(Extracted data entries)
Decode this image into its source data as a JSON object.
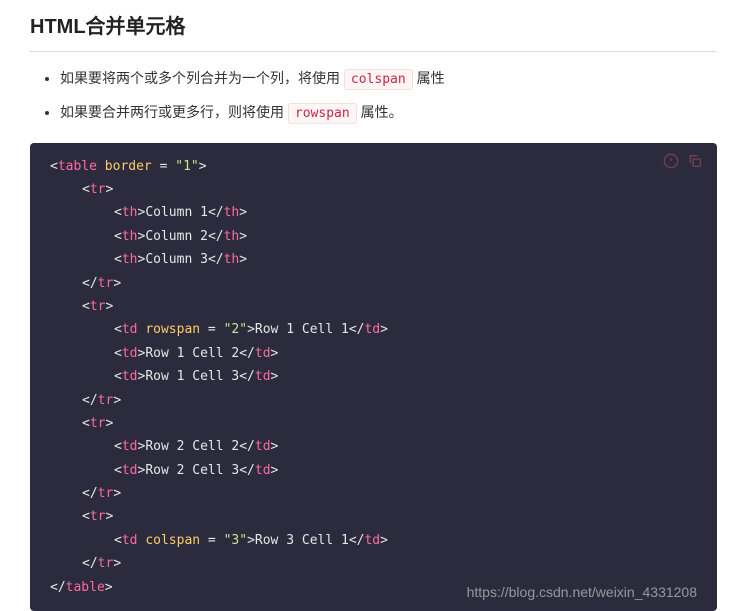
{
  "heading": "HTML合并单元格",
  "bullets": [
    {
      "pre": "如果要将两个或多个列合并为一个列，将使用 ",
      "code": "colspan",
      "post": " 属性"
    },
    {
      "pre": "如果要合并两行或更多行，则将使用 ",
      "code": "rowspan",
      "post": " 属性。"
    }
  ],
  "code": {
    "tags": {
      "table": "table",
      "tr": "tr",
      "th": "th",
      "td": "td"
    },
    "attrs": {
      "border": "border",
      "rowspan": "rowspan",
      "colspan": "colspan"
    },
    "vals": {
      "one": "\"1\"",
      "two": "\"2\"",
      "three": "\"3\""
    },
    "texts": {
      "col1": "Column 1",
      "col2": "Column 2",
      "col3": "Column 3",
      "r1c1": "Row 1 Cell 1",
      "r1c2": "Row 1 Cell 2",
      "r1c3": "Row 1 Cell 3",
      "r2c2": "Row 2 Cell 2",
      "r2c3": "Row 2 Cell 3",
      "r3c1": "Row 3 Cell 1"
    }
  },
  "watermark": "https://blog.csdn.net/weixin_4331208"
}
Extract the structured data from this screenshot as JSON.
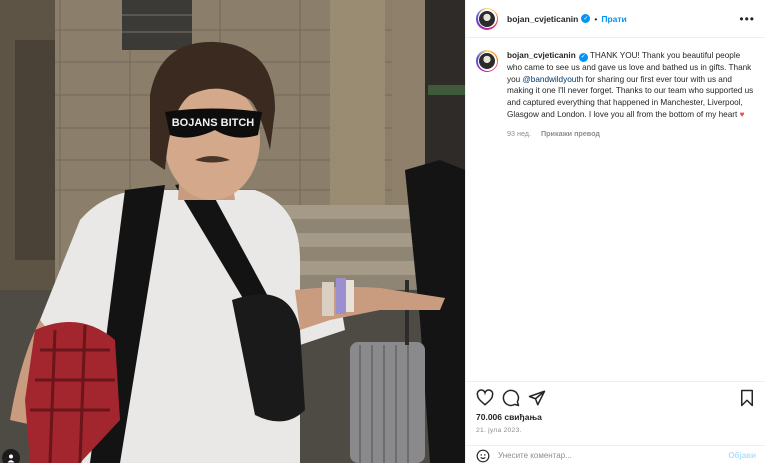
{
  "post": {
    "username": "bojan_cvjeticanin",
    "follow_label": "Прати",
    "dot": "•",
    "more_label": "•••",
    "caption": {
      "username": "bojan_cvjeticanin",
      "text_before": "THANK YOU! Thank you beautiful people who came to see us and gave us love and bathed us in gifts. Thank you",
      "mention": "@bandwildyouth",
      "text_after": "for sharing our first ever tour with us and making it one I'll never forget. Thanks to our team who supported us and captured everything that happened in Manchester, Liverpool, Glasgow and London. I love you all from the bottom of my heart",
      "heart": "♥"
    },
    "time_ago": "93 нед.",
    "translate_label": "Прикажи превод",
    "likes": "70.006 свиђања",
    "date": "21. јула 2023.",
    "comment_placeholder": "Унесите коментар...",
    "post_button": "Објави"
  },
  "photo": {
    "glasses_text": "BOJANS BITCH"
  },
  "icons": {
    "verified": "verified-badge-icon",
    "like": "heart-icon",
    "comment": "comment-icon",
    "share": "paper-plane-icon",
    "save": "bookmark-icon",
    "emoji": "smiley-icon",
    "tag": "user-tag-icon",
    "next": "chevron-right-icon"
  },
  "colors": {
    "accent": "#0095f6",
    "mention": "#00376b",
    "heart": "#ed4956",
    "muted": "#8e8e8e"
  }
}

* * *

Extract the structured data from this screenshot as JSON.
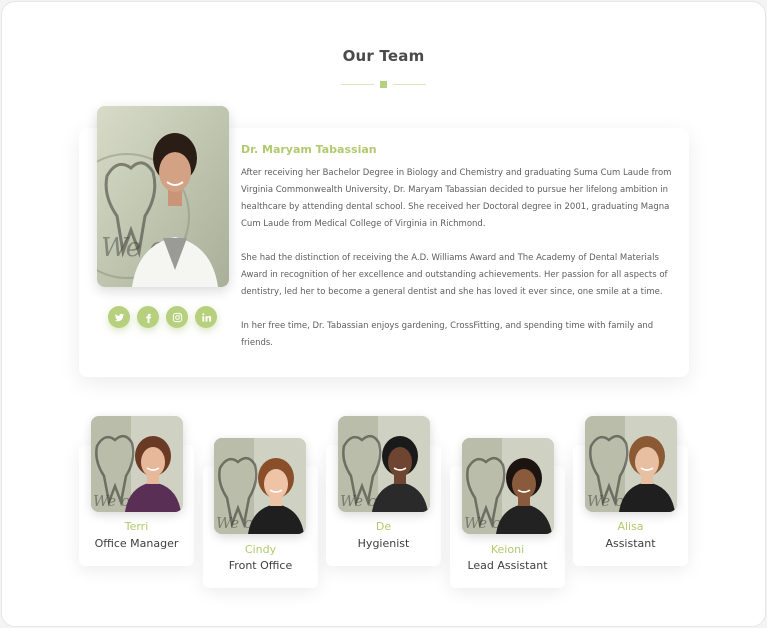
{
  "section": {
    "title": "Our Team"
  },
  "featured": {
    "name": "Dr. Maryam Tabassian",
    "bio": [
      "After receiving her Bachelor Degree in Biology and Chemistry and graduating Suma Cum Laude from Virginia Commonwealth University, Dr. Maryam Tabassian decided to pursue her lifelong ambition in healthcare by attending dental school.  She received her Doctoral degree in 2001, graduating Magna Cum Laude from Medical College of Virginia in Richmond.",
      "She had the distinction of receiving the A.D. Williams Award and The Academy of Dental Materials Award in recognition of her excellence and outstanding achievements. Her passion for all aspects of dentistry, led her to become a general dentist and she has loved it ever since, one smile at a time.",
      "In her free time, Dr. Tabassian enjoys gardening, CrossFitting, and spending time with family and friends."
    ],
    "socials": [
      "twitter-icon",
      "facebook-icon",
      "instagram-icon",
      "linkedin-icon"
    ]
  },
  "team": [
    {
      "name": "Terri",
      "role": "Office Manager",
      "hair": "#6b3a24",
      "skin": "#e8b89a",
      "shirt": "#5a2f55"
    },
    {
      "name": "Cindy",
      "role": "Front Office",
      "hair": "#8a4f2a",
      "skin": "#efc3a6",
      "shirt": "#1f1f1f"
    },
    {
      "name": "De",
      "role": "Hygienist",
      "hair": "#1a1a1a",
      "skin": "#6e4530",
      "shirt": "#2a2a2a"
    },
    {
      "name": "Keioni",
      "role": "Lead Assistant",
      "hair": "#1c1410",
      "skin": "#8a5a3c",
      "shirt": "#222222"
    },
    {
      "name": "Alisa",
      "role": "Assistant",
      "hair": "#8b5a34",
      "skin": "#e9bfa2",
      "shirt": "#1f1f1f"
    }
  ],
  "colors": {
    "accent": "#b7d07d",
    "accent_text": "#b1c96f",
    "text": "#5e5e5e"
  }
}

● **To do**
Determine how many lines include the string "Assistant". Give no answer but the number.

● **Task solution**
2